GIVEN REQUEST
Omit the images, then output each of the records below exactly.

━━ INPUT ROWS

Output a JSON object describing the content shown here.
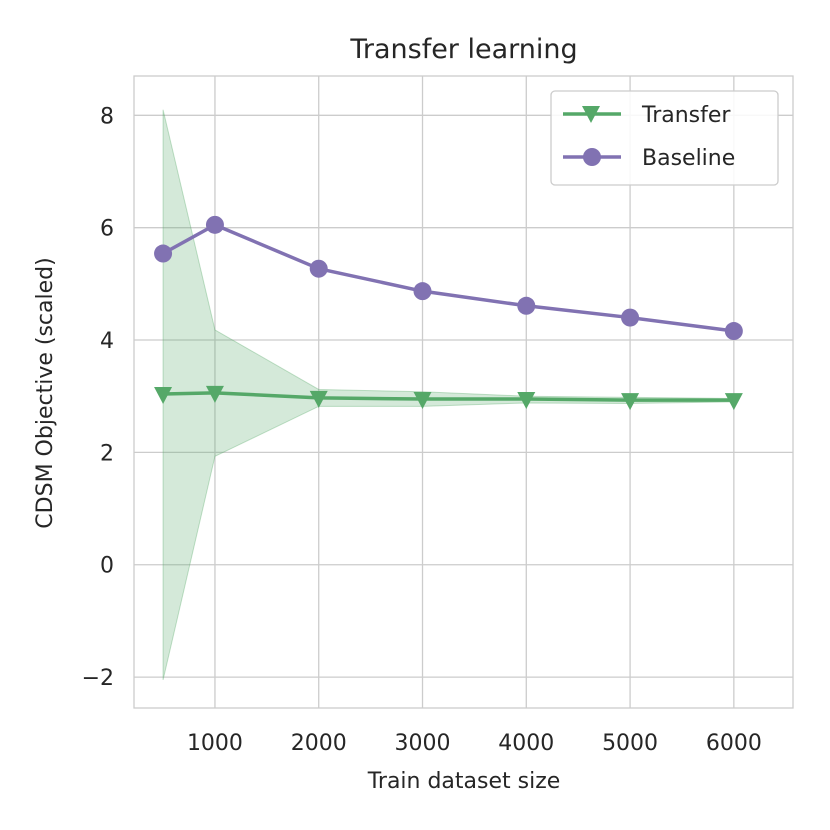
{
  "chart_data": {
    "type": "line",
    "title": "Transfer learning",
    "xlabel": "Train dataset size",
    "ylabel": "CDSM Objective (scaled)",
    "xlim": [
      220,
      6570
    ],
    "ylim": [
      -2.55,
      8.7
    ],
    "xticks": [
      1000,
      2000,
      3000,
      4000,
      5000,
      6000
    ],
    "xtick_labels": [
      "1000",
      "2000",
      "3000",
      "4000",
      "5000",
      "6000"
    ],
    "yticks": [
      -2,
      0,
      2,
      4,
      6,
      8
    ],
    "ytick_labels": [
      "−2",
      "0",
      "2",
      "4",
      "6",
      "8"
    ],
    "grid": true,
    "legend_position": "top-right",
    "x": [
      500,
      1000,
      2000,
      3000,
      4000,
      5000,
      6000
    ],
    "series": [
      {
        "name": "Transfer",
        "color": "#55a868",
        "marker": "triangle-down",
        "values": [
          3.04,
          3.06,
          2.97,
          2.95,
          2.95,
          2.93,
          2.93
        ],
        "band_upper": [
          8.1,
          4.18,
          3.12,
          3.08,
          3.0,
          2.98,
          2.96
        ],
        "band_lower": [
          -2.05,
          1.93,
          2.82,
          2.82,
          2.88,
          2.87,
          2.9
        ]
      },
      {
        "name": "Baseline",
        "color": "#8172b2",
        "marker": "circle",
        "values": [
          5.54,
          6.05,
          5.27,
          4.87,
          4.61,
          4.4,
          4.16
        ]
      }
    ]
  }
}
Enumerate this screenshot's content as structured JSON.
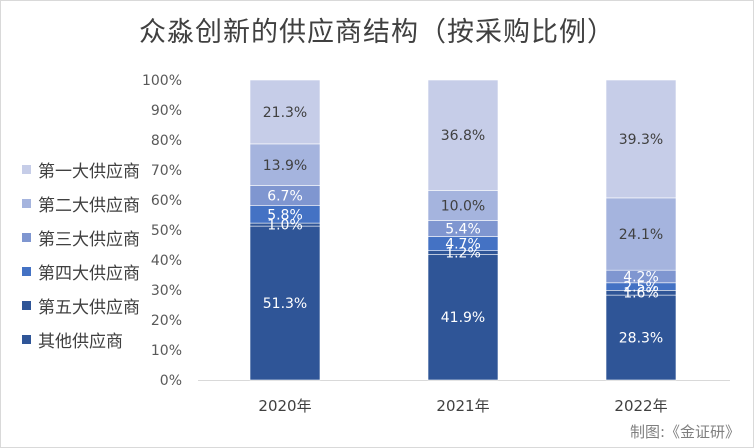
{
  "chart_data": {
    "type": "bar",
    "stacked": true,
    "title": "众淼创新的供应商结构（按采购比例）",
    "categories": [
      "2020年",
      "2021年",
      "2022年"
    ],
    "ylim": [
      0,
      100
    ],
    "yticks": [
      "0%",
      "10%",
      "20%",
      "30%",
      "40%",
      "50%",
      "60%",
      "70%",
      "80%",
      "90%",
      "100%"
    ],
    "grid": false,
    "legend_position": "left",
    "series": [
      {
        "name": "其他供应商",
        "color": "#2f5597",
        "label_color": "#ffffff",
        "values": [
          51.3,
          41.9,
          28.3
        ],
        "labels": [
          "51.3%",
          "41.9%",
          "28.3%"
        ]
      },
      {
        "name": "第五大供应商",
        "color": "#2f5597",
        "label_color": "#ffffff",
        "values": [
          1.0,
          1.2,
          1.6
        ],
        "labels": [
          "1.0%",
          "1.2%",
          "1.6%"
        ]
      },
      {
        "name": "第四大供应商",
        "color": "#4472c4",
        "label_color": "#ffffff",
        "values": [
          5.8,
          4.7,
          2.5
        ],
        "labels": [
          "5.8%",
          "4.7%",
          "2.5%"
        ]
      },
      {
        "name": "第三大供应商",
        "color": "#7f96d0",
        "label_color": "#ffffff",
        "values": [
          6.7,
          5.4,
          4.2
        ],
        "labels": [
          "6.7%",
          "5.4%",
          "4.2%"
        ]
      },
      {
        "name": "第二大供应商",
        "color": "#a5b4de",
        "label_color": "#404040",
        "values": [
          13.9,
          10.0,
          24.1
        ],
        "labels": [
          "13.9%",
          "10.0%",
          "24.1%"
        ]
      },
      {
        "name": "第一大供应商",
        "color": "#c6cde8",
        "label_color": "#404040",
        "values": [
          21.3,
          36.8,
          39.3
        ],
        "labels": [
          "21.3%",
          "36.8%",
          "39.3%"
        ]
      }
    ]
  },
  "legend_order": [
    "第一大供应商",
    "第二大供应商",
    "第三大供应商",
    "第四大供应商",
    "第五大供应商",
    "其他供应商"
  ],
  "legend_colors": [
    "#c6cde8",
    "#a5b4de",
    "#7f96d0",
    "#4472c4",
    "#2f5597",
    "#2f5597"
  ],
  "credit": "制图:《金证研》"
}
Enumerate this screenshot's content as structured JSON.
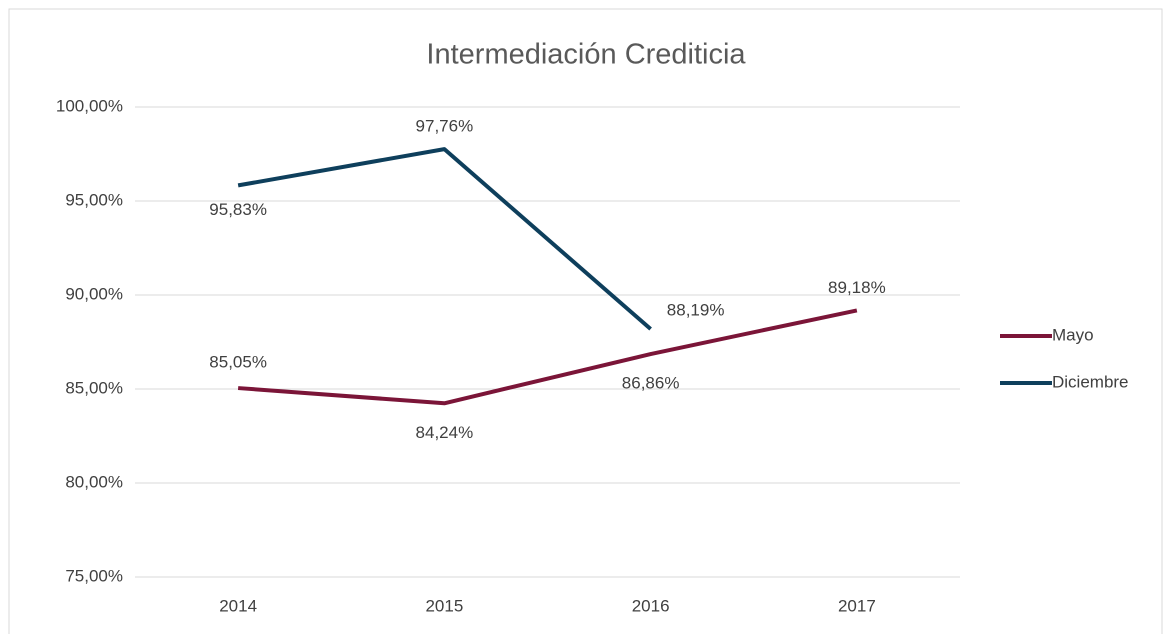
{
  "chart_data": {
    "type": "line",
    "title": "Intermediación Crediticia",
    "categories": [
      "2014",
      "2015",
      "2016",
      "2017"
    ],
    "series": [
      {
        "name": "Mayo",
        "color": "#7b1538",
        "values": [
          85.05,
          84.24,
          86.86,
          89.18
        ],
        "value_labels": [
          "85,05%",
          "84,24%",
          "86,86%",
          "89,18%"
        ]
      },
      {
        "name": "Diciembre",
        "color": "#0e3f5c",
        "values": [
          95.83,
          97.76,
          88.19,
          null
        ],
        "value_labels": [
          "95,83%",
          "97,76%",
          "88,19%",
          null
        ]
      }
    ],
    "ylim": [
      75,
      100
    ],
    "yticks": [
      {
        "value": 75,
        "label": "75,00%"
      },
      {
        "value": 80,
        "label": "80,00%"
      },
      {
        "value": 85,
        "label": "85,00%"
      },
      {
        "value": 90,
        "label": "90,00%"
      },
      {
        "value": 95,
        "label": "95,00%"
      },
      {
        "value": 100,
        "label": "100,00%"
      }
    ],
    "grid": true,
    "legend": "right"
  }
}
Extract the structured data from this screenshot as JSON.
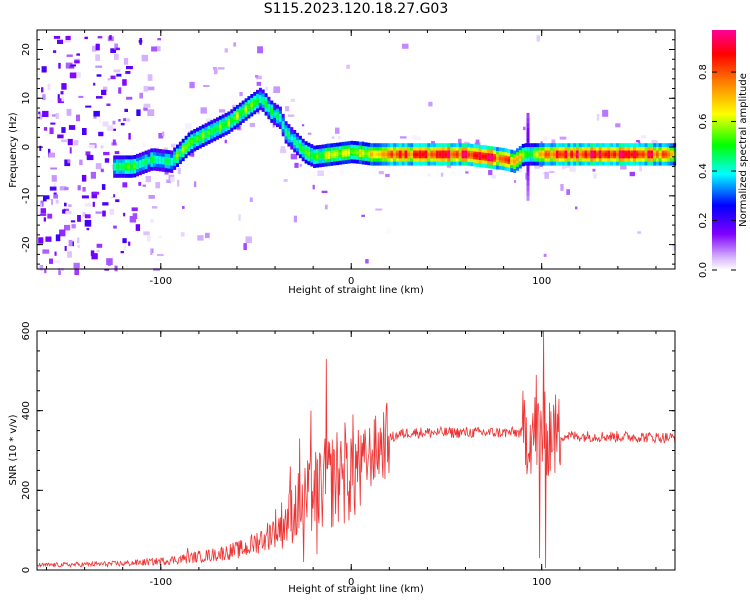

━━━━

EXERCISE OUTPUT
Output a JSON object describing the content shown here.
{
  "chart_data": {
    "type": "line",
    "title": "Transfer learning",
    "xlabel": "Train dataset size",
    "ylabel": "CDSM Objective (scaled)",
    "xlim": [
      220,
      6570
    ],
    "ylim": [
      -2.55,
      8.7
    ],
    "xticks": [
      1000,
      2000,
      3000,
      4000,
      5000,
      6000
    ],
    "xtick_labels": [
      "1000",
      "2000",
      "3000",
      "4000",
      "5000",
      "6000"
    ],
    "yticks": [
      -2,
      0,
      2,
      4,
      6,
      8
    ],
    "ytick_labels": [
      "−2",
      "0",
      "2",
      "4",
      "6",
      "8"
    ],
    "grid": true,
    "legend_position": "top-right",
    "x": [
      500,
      1000,
      2000,
      3000,
      4000,
      5000,
      6000
    ],
    "series": [
      {
        "name": "Transfer",
        "color": "#55a868",
        "marker": "triangle-down",
        "values": [
          3.04,
          3.06,
          2.97,
          2.95,
          2.95,
          2.93,
          2.93
        ],
        "band_upper": [
          8.1,
          4.18,
          3.12,
          3.08,
          3.0,
          2.98,
          2.96
        ],
        "band_lower": [
          -2.05,
          1.93,
          2.82,
          2.82,
          2.88,
          2.87,
          2.9
        ]
      },
      {
        "name": "Baseline",
        "color": "#8172b2",
        "marker": "circle",
        "values": [
          5.54,
          6.05,
          5.27,
          4.87,
          4.61,
          4.4,
          4.16
        ]
      }
    ]
  }
}
Enumerate this screenshot's content as structured JSON.
{
  "chart_data": {
    "type": "bar",
    "stacked": true,
    "title": "众淼创新的供应商结构（按采购比例）",
    "categories": [
      "2020年",
      "2021年",
      "2022年"
    ],
    "ylim": [
      0,
      100
    ],
    "yticks": [
      "0%",
      "10%",
      "20%",
      "30%",
      "40%",
      "50%",
      "60%",
      "70%",
      "80%",
      "90%",
      "100%"
    ],
    "grid": false,
    "legend_position": "left",
    "series": [
      {
        "name": "其他供应商",
        "color": "#2f5597",
        "label_color": "#ffffff",
        "values": [
          51.3,
          41.9,
          28.3
        ],
        "labels": [
          "51.3%",
          "41.9%",
          "28.3%"
        ]
      },
      {
        "name": "第五大供应商",
        "color": "#2f5597",
        "label_color": "#ffffff",
        "values": [
          1.0,
          1.2,
          1.6
        ],
        "labels": [
          "1.0%",
          "1.2%",
          "1.6%"
        ]
      },
      {
        "name": "第四大供应商",
        "color": "#4472c4",
        "label_color": "#ffffff",
        "values": [
          5.8,
          4.7,
          2.5
        ],
        "labels": [
          "5.8%",
          "4.7%",
          "2.5%"
        ]
      },
      {
        "name": "第三大供应商",
        "color": "#7f96d0",
        "label_color": "#ffffff",
        "values": [
          6.7,
          5.4,
          4.2
        ],
        "labels": [
          "6.7%",
          "5.4%",
          "4.2%"
        ]
      },
      {
        "name": "第二大供应商",
        "color": "#a5b4de",
        "label_color": "#404040",
        "values": [
          13.9,
          10.0,
          24.1
        ],
        "labels": [
          "13.9%",
          "10.0%",
          "24.1%"
        ]
      },
      {
        "name": "第一大供应商",
        "color": "#c6cde8",
        "label_color": "#404040",
        "values": [
          21.3,
          36.8,
          39.3
        ],
        "labels": [
          "21.3%",
          "36.8%",
          "39.3%"
        ]
      }
    ]
  },
  "legend_order": [
    "第一大供应商",
    "第二大供应商",
    "第三大供应商",
    "第四大供应商",
    "第五大供应商",
    "其他供应商"
  ],
  "legend_colors": [
    "#c6cde8",
    "#a5b4de",
    "#7f96d0",
    "#4472c4",
    "#2f5597",
    "#2f5597"
  ],
  "credit": "制图:《金证研》"
}
Enumerate this screenshot's content as structured JSON.
{
  "chart_data": {
    "type": "line",
    "title": "Intermediación Crediticia",
    "categories": [
      "2014",
      "2015",
      "2016",
      "2017"
    ],
    "series": [
      {
        "name": "Mayo",
        "color": "#7b1538",
        "values": [
          85.05,
          84.24,
          86.86,
          89.18
        ],
        "value_labels": [
          "85,05%",
          "84,24%",
          "86,86%",
          "89,18%"
        ]
      },
      {
        "name": "Diciembre",
        "color": "#0e3f5c",
        "values": [
          95.83,
          97.76,
          88.19,
          null
        ],
        "value_labels": [
          "95,83%",
          "97,76%",
          "88,19%",
          null
        ]
      }
    ],
    "ylim": [
      75,
      100
    ],
    "yticks": [
      {
        "value": 75,
        "label": "75,00%"
      },
      {
        "value": 80,
        "label": "80,00%"
      },
      {
        "value": 85,
        "label": "85,00%"
      },
      {
        "value": 90,
        "label": "90,00%"
      },
      {
        "value": 95,
        "label": "95,00%"
      },
      {
        "value": 100,
        "label": "100,00%"
      }
    ],
    "grid": true,
    "legend": "right"
  }
}
Extract the structured data from this screenshot as JSON.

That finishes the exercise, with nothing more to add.